> SET EXERCISE:
Each entry that follows must be output without any deviation.

> SOURCE MATERIAL:
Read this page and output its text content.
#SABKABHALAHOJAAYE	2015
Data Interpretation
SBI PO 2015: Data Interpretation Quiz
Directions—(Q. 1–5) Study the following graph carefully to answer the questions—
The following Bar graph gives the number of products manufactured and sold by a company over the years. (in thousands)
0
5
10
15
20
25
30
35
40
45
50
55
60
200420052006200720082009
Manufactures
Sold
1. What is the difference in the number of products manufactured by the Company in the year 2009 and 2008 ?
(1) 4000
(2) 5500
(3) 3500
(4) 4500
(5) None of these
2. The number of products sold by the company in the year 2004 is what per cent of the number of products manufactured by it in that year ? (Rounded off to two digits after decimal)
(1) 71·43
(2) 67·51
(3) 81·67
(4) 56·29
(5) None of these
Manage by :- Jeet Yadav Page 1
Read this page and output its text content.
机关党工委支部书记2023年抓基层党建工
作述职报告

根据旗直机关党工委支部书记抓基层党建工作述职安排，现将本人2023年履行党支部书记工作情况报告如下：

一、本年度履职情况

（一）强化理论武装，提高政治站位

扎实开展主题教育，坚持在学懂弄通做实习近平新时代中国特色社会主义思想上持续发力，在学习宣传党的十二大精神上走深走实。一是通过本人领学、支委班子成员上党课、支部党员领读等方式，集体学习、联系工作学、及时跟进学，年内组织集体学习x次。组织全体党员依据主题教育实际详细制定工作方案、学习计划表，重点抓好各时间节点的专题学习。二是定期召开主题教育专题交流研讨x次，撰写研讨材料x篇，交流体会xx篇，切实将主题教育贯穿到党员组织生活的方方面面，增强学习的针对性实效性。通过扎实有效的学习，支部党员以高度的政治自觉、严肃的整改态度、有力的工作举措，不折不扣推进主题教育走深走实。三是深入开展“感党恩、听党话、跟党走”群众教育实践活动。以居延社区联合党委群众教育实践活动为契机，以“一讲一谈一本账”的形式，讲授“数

> SOLUTION TO THIS PROBLEM:
Read this page and output its text content.
#SABKABHALAHOJAAYE	2015
Data Interpretation
SBI PO 2015: Data Interpretation Quiz
Directions—(Q. 1–5) Study the following graph carefully to answer the questions—
The following Bar graph gives the number of products manufactured and sold by a company over the years. (in thousands)
0
5
10
15
20
25
30
35
40
45
50
55
60
200420052006200720082009
Manufactures
Sold
1. What is the difference in the number of products manufactured by the Company in the year 2009 and 2008 ?
(1) 4000
(2) 5500
(3) 3500
(4) 4500
(5) None of these
2. The number of products sold by the company in the year 2004 is what per cent of the number of products manufactured by it in that year ? (Rounded off to two digits after decimal)
(1) 71·43
(2) 67·51
(3) 81·67
(4) 56·29
(5) None of these
Manage by :- Jeet Yadav Page 1
Read this page and output its text content.
机关党工委支部书记2023年抓基层党建工
作述职报告

根据旗直机关党工委支部书记抓基层党建工作述职安排，现将本人2023年履行党支部书记工作情况报告如下：

一、本年度履职情况

（一）强化理论武装，提高政治站位

扎实开展主题教育，坚持在学懂弄通做实习近平新时代中国特色社会主义思想上持续发力，在学习宣传党的十二大精神上走深走实。一是通过本人领学、支委班子成员上党课、支部党员领读等方式，集体学习、联系工作学、及时跟进学，年内组织集体学习x次。组织全体党员依据主题教育实际详细制定工作方案、学习计划表，重点抓好各时间节点的专题学习。二是定期召开主题教育专题交流研讨x次，撰写研讨材料x篇，交流体会xx篇，切实将主题教育贯穿到党员组织生活的方方面面，增强学习的针对性实效性。通过扎实有效的学习，支部党员以高度的政治自觉、严肃的整改态度、有力的工作举措，不折不扣推进主题教育走深走实。三是深入开展“感党恩、听党话、跟党走”群众教育实践活动。以居延社区联合党委群众教育实践活动为契机，以“一讲一谈一本账”的形式，讲授“数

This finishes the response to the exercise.